### EXERCISES TO COMPLETE
1 – In the laundry discussion, how often did the parent of the bedwetter do laundry before the wetting started?
2 – Carry on the laundry discussion from its last sentence.

### QUOTED PASSAGE

Start training them young to do their own wash. My son is 13 and has been doing his for 2 years. He gets a little help with folding :). My four-year-old knows to put his in the Hamper after his bath. Since there are only 4 of us if I do a wash a day that keeps us up to date. My mother always said, when you are at home with little children, if you can get dinner on the table and underwear in the drawer, that’s the basics. Anything else you can get done is a bonus ๐
Ok, help! Am I the only one who has had their laundry system derailed by a bedwetter? I used to do laundry twice a week and it worked great. Now I have to do laundry every day, and that’s just the pajamas & sheets. I feel like I never have time for the other clothes.
Any tips for this (laundry wise, I mean — we’re working on the wetting issue and I don’t want to change the whole topic here!)
Your 6 year old might be old enough to help fold the towels(except the bath towels, she did these because they were kinda big to fold when you are that small), around that age my mother passed that job on to me, then later my brother (we also got the underwear and socks to fold when we were about 7). Once we were both old enough we would alternate which we did. I have a feeling we got these jobs bc especially the underwear takes more time to fold but lets face it, if they are a bit wrinkled in the folding who cares. Personally its nice to be able to take stuff out of the dryer put it in a basket and tell someone else they need to fold it, it always makes moving that load of laundry easier in my opinion. ๐
I have a 13 month old and one on the way. Our biggest problem is—my husband. He is a chef who has to wear clean uniforms every day. And unfortunately, the laundry has to be done at home. He has a bad habit of using bleach when not necessary and leaving his clothes in the machine, making me unload it and then re-load it with mine or my daughter’s clothes (he has stains sometimes, that I don’t want to know what they are!). He is sometimes too helpful with laundry and I’ve had a few items fall victim to hot cycle washes and the bleach monster. I am adament he not touch my daughter’s clothes.

### STORED DATA
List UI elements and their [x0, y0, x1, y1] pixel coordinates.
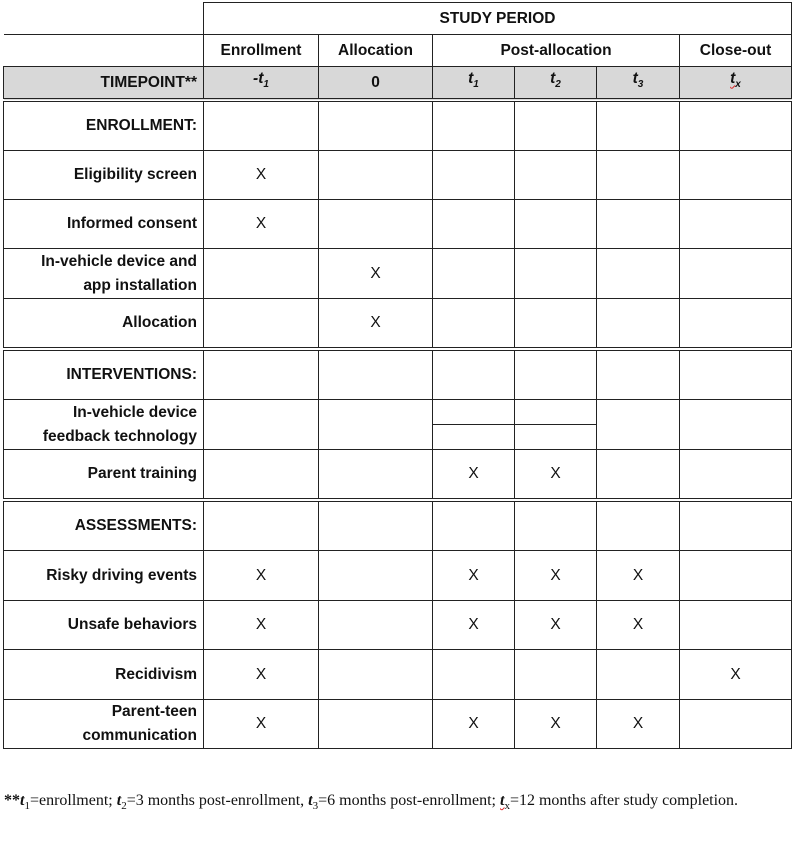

### RESULTS IN ORDER
1 – Twice a week.

2 –
As for baby clothes, I have found that with a child learning to feed him or herself, sometimes you don’t have enough clothes. Even with a fully covering front bib, my daughter can destroy an outfit when feeding herself. I’ve had days where it has been 2 or three loads between all the outfits she goes through and I go through helping her at meal times and my husband’s clothes. Then there were the breastfeeding days with blow-out diapers…
I’ve come to appreciate laundry as something I don’t do, but accomplish. It’s like climbing Everest, it seems like you will never get to the bottom of the basket, but you feel so good when you do!
I’ve done a load a day/every other day since my youngest was 6 months old and I discovered Flylady. Getting over my need for laundry to be "done" helped my attitude. It is perpetual. I got rid of excess clothing so that drawers aren’t stuffed. This made it easy for 14, 11 and 5 y.o. to put away their own clothes. My youngest has put away her own clothes since she was 4. Before that one of her older sibs took care of putting away her clothes. My 11 y.o. son still hangs his little sister’s dresses for her.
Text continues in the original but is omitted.